Available data:
• • • •
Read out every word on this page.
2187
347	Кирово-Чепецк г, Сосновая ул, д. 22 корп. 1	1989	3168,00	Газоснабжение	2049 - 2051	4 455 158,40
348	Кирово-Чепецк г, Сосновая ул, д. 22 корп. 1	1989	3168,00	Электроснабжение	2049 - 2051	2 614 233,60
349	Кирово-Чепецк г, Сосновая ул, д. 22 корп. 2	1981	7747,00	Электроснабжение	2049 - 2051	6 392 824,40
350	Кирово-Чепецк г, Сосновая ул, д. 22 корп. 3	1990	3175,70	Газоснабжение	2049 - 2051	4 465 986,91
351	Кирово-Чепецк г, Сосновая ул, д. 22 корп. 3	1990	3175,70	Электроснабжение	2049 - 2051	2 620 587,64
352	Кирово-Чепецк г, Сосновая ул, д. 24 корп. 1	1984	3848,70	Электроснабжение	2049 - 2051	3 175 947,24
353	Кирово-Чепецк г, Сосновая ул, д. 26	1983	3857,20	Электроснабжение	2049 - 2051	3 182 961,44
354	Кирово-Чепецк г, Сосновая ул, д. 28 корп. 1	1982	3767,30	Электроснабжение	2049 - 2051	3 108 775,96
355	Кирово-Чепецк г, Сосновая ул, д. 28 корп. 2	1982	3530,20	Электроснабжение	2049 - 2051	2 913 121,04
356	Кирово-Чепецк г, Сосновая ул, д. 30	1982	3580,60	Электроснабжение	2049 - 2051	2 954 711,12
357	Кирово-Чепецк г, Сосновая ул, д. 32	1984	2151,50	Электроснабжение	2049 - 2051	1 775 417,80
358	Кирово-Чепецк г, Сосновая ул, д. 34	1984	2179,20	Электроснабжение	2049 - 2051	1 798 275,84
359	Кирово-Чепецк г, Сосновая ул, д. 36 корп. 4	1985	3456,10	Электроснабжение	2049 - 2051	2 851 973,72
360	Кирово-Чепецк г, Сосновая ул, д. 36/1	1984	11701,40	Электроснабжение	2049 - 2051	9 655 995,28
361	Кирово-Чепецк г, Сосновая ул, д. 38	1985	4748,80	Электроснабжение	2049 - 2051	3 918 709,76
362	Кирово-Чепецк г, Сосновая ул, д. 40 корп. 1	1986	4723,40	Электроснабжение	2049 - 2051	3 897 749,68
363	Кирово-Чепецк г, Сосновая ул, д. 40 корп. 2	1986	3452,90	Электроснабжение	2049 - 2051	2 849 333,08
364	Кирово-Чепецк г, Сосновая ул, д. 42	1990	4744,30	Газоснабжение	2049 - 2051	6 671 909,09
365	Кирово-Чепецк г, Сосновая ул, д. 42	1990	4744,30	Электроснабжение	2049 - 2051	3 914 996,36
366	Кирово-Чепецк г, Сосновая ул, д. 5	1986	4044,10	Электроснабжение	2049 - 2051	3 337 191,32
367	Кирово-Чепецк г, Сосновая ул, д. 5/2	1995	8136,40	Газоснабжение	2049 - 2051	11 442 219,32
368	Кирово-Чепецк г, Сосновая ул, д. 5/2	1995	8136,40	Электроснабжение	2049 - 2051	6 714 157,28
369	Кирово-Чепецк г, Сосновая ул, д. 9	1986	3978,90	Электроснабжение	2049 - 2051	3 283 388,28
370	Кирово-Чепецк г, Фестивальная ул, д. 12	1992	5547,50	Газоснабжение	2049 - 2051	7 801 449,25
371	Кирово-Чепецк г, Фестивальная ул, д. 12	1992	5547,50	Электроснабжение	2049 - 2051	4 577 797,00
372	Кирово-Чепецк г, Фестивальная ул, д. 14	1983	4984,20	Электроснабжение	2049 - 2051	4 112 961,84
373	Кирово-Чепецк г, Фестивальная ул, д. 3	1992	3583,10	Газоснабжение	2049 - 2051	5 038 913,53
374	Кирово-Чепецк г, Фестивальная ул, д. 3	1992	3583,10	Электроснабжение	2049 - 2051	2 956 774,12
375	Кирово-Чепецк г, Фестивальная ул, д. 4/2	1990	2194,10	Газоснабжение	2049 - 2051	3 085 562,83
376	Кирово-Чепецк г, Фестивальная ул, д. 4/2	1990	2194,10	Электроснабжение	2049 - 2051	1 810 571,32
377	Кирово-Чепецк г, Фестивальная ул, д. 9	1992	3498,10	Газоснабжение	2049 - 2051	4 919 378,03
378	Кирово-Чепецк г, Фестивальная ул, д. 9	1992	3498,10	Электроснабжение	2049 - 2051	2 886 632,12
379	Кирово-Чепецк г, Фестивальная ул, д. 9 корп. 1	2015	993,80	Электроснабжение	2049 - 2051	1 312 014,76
• • • •
Work out how many lines of the listing above include the word "Фестивальная". Report only the number.

Expected answer:
10